**What you are asked to do**.
Pick out every line in the data below that holds "true".

** Start **

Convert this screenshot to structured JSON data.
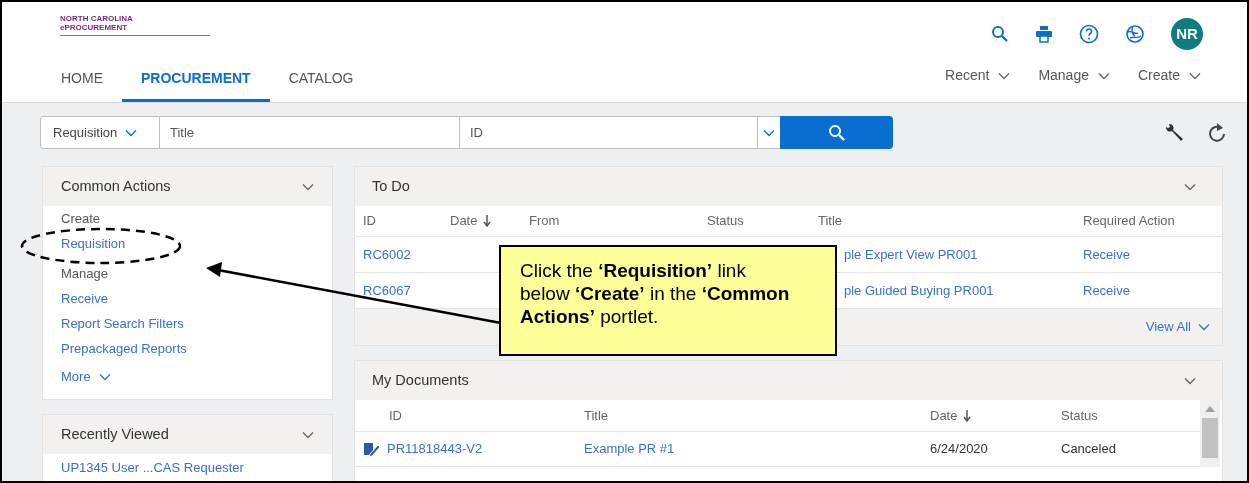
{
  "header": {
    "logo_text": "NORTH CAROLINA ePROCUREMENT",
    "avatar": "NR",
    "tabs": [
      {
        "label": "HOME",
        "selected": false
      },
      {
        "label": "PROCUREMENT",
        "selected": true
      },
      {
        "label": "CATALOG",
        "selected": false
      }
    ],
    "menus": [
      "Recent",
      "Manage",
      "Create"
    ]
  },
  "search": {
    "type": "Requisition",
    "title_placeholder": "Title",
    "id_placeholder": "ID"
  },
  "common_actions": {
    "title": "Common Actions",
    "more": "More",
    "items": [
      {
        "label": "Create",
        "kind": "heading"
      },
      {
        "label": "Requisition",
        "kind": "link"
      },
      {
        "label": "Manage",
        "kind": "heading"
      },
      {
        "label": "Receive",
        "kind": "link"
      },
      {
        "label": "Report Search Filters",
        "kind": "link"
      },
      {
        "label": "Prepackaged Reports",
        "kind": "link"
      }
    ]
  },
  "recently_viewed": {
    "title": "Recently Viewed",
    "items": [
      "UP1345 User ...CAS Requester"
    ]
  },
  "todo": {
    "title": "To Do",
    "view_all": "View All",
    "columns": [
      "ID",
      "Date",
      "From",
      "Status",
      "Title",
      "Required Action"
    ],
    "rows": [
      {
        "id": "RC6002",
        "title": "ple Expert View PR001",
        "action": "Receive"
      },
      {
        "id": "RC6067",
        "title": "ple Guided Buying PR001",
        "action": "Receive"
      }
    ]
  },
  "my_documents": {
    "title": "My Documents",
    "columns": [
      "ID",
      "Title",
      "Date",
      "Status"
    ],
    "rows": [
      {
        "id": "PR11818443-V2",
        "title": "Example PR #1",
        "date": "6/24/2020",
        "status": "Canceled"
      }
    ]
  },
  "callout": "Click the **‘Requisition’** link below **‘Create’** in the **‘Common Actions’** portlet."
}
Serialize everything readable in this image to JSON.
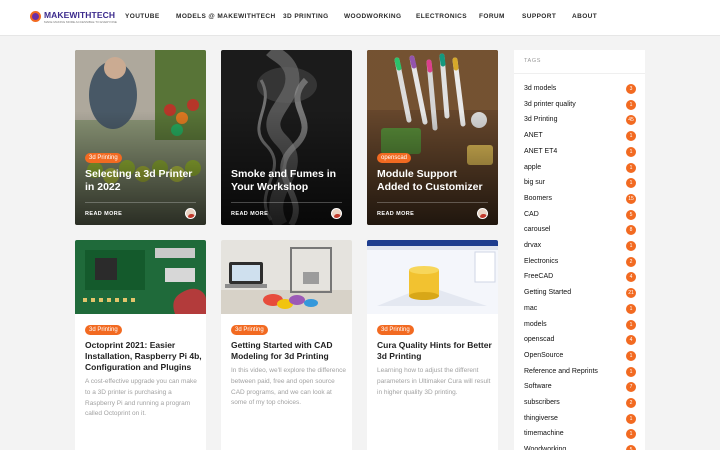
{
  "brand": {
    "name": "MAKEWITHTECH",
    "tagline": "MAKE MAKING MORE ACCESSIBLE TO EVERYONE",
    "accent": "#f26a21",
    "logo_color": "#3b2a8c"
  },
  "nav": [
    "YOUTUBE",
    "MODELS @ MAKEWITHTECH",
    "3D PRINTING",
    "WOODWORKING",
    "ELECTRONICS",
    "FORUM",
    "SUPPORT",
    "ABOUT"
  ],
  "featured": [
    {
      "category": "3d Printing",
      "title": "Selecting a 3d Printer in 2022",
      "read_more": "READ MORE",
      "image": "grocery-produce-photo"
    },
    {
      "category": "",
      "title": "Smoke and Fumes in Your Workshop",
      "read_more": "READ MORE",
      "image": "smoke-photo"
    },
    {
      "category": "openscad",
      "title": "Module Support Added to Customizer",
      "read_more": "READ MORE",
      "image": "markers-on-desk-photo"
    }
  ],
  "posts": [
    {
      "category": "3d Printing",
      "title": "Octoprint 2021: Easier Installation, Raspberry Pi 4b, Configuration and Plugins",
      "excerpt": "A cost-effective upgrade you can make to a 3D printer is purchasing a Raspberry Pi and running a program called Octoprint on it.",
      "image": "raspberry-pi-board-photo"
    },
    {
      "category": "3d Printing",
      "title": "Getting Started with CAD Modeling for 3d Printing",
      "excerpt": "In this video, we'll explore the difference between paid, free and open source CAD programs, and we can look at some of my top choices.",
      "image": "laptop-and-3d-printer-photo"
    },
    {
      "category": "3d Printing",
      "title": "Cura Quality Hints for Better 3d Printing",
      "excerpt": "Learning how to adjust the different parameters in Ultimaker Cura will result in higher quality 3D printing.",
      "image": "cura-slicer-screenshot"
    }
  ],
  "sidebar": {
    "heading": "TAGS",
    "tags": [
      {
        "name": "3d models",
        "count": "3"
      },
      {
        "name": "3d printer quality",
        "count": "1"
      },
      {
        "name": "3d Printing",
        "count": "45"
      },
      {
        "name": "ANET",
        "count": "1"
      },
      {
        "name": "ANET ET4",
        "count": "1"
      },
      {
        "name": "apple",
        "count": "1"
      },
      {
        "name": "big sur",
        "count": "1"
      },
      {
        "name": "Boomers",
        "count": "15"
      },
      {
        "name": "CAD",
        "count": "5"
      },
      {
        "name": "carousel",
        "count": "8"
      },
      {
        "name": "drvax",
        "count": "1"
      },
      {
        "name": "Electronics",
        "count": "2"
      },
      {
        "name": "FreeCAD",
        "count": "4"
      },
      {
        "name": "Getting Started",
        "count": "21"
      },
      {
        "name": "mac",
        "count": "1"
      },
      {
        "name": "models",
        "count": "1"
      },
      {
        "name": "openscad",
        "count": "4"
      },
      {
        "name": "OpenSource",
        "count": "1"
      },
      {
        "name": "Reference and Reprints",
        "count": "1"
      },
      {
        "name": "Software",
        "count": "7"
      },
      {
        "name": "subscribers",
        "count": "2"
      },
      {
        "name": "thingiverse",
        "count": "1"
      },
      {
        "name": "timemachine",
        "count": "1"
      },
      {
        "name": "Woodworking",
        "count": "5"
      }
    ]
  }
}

** End **
** Start **

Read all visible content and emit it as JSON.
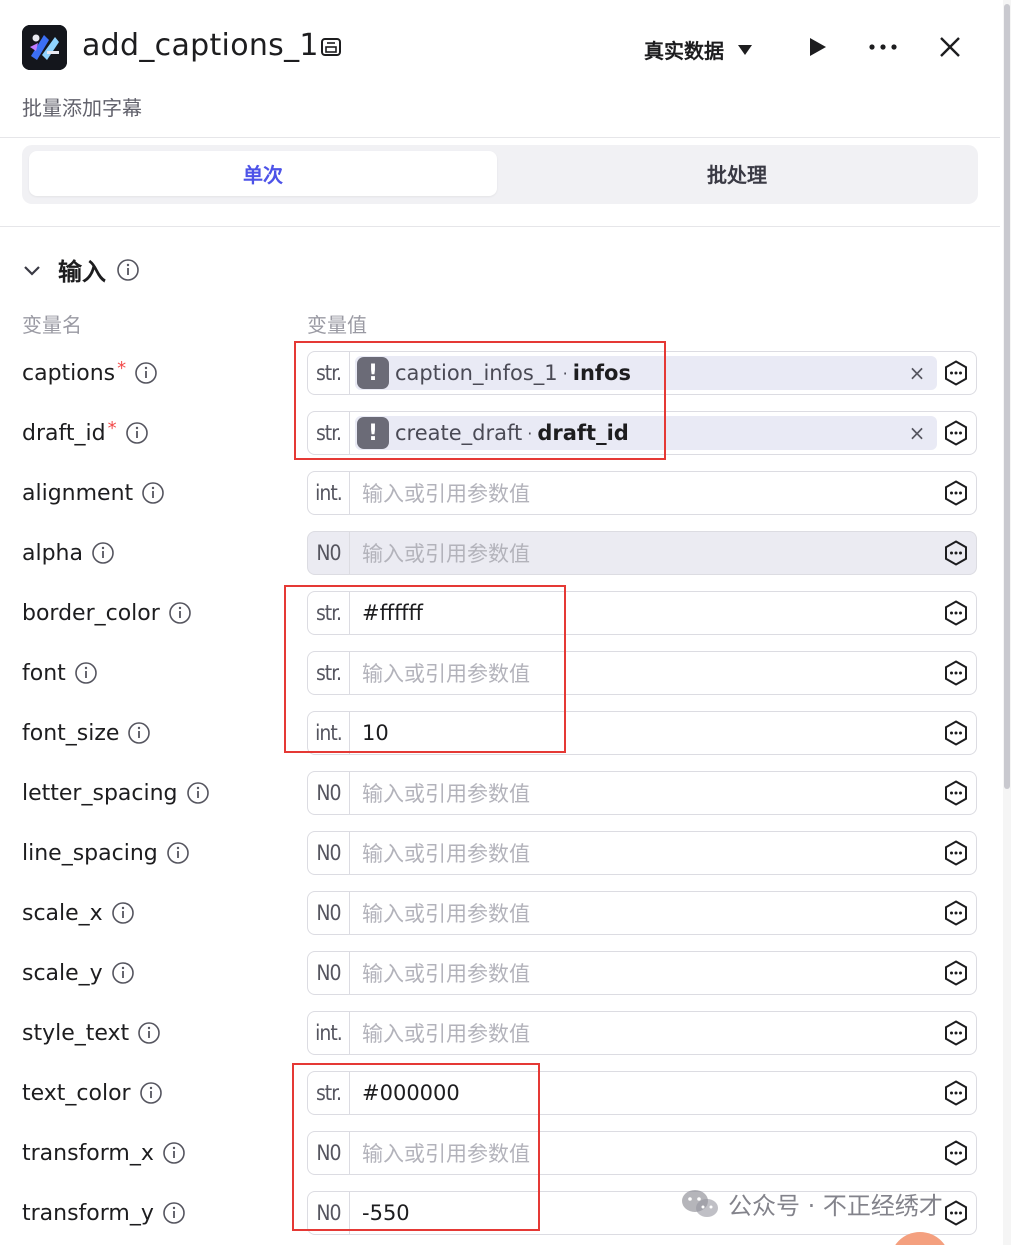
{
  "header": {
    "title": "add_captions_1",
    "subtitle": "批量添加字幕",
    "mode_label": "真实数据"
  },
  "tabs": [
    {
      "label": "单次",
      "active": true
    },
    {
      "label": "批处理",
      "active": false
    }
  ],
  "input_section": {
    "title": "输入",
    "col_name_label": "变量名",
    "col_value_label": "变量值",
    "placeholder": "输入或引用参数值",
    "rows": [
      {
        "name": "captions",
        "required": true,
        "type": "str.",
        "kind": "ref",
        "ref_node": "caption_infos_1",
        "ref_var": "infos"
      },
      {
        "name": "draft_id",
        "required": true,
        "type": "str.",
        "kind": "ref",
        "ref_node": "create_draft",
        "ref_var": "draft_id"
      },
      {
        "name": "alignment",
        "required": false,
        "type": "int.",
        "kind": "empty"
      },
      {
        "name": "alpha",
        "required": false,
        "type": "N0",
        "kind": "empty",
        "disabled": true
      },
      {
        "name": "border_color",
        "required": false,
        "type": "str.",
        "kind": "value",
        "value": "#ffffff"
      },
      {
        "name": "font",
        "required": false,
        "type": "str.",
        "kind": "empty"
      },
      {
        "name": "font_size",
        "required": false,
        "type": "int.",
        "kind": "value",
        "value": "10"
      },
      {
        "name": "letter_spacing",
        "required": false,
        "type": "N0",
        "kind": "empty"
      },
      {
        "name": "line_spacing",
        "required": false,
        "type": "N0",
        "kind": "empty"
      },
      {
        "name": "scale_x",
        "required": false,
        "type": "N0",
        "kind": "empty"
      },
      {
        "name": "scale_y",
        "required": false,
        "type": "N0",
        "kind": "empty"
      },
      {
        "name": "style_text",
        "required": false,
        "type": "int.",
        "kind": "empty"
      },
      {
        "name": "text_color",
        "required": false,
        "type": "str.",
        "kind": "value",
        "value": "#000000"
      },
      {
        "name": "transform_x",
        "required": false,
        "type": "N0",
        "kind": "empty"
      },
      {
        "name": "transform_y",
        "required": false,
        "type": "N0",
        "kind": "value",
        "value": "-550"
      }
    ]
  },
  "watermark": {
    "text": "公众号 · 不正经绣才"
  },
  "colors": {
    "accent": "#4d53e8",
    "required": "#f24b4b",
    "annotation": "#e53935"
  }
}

** End **

**Complete response**.
        "selected": true
      "active": true
        "required": true,
        "required": true,
        "disabled": true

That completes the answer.